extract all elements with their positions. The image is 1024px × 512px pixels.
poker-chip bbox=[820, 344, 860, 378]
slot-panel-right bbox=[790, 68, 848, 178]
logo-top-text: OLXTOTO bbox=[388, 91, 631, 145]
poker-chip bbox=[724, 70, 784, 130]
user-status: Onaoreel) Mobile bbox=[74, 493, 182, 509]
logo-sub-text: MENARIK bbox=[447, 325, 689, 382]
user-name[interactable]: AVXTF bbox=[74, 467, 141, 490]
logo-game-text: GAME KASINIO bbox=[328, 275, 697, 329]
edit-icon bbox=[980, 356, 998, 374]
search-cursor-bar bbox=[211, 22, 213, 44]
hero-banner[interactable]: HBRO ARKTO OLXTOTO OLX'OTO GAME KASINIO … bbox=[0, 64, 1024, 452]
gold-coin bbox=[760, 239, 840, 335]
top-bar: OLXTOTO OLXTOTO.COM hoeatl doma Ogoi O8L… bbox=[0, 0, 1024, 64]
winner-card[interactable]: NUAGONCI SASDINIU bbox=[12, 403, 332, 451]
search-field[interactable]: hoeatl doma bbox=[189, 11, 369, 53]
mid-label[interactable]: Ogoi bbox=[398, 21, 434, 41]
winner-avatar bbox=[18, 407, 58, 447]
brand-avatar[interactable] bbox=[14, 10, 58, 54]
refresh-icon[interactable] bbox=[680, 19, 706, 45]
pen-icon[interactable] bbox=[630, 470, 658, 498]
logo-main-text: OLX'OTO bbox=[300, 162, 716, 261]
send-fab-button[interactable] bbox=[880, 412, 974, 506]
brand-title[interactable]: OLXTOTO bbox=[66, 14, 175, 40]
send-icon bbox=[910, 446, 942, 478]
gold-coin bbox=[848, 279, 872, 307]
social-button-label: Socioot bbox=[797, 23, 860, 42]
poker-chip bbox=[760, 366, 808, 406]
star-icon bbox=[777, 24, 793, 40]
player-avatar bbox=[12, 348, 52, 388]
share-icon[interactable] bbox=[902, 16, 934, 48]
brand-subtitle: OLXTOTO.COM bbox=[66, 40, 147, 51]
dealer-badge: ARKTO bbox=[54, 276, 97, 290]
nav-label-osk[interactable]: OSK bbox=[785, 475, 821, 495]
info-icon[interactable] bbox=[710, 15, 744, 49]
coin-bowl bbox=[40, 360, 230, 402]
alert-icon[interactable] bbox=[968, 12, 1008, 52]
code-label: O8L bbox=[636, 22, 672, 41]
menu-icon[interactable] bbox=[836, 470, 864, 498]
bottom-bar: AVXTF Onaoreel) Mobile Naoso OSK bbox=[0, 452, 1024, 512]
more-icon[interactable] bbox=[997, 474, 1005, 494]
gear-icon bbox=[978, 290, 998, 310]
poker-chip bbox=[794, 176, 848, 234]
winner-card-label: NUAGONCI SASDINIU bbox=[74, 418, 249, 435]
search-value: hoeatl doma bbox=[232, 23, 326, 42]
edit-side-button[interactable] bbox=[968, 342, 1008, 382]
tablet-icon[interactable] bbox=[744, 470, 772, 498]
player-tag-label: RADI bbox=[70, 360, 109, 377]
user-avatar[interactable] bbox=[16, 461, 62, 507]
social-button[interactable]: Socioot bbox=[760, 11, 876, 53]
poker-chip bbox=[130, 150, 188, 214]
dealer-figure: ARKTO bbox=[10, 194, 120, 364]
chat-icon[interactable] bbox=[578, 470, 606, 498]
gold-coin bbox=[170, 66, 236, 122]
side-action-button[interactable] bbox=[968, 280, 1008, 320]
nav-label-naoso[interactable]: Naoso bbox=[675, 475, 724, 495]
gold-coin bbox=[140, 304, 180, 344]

▶ _THE TASK_
Could you write out the data again, starting with its first line and going on through the line with "search-field[interactable]: hoeatl doma", switching every "poker-chip" to "casino-chip" and leaving everything else unchanged?

▶ _OUTPUT FOR THIS TASK_
extract all elements with their positions. The image is 1024px × 512px pixels.
casino-chip bbox=[820, 344, 860, 378]
slot-panel-right bbox=[790, 68, 848, 178]
logo-top-text: OLXTOTO bbox=[388, 91, 631, 145]
casino-chip bbox=[724, 70, 784, 130]
user-status: Onaoreel) Mobile bbox=[74, 493, 182, 509]
logo-sub-text: MENARIK bbox=[447, 325, 689, 382]
user-name[interactable]: AVXTF bbox=[74, 467, 141, 490]
logo-game-text: GAME KASINIO bbox=[328, 275, 697, 329]
edit-icon bbox=[980, 356, 998, 374]
search-cursor-bar bbox=[211, 22, 213, 44]
hero-banner[interactable]: HBRO ARKTO OLXTOTO OLX'OTO GAME KASINIO … bbox=[0, 64, 1024, 452]
gold-coin bbox=[760, 239, 840, 335]
top-bar: OLXTOTO OLXTOTO.COM hoeatl doma Ogoi O8L… bbox=[0, 0, 1024, 64]
winner-card[interactable]: NUAGONCI SASDINIU bbox=[12, 403, 332, 451]
search-field[interactable]: hoeatl doma bbox=[189, 11, 369, 53]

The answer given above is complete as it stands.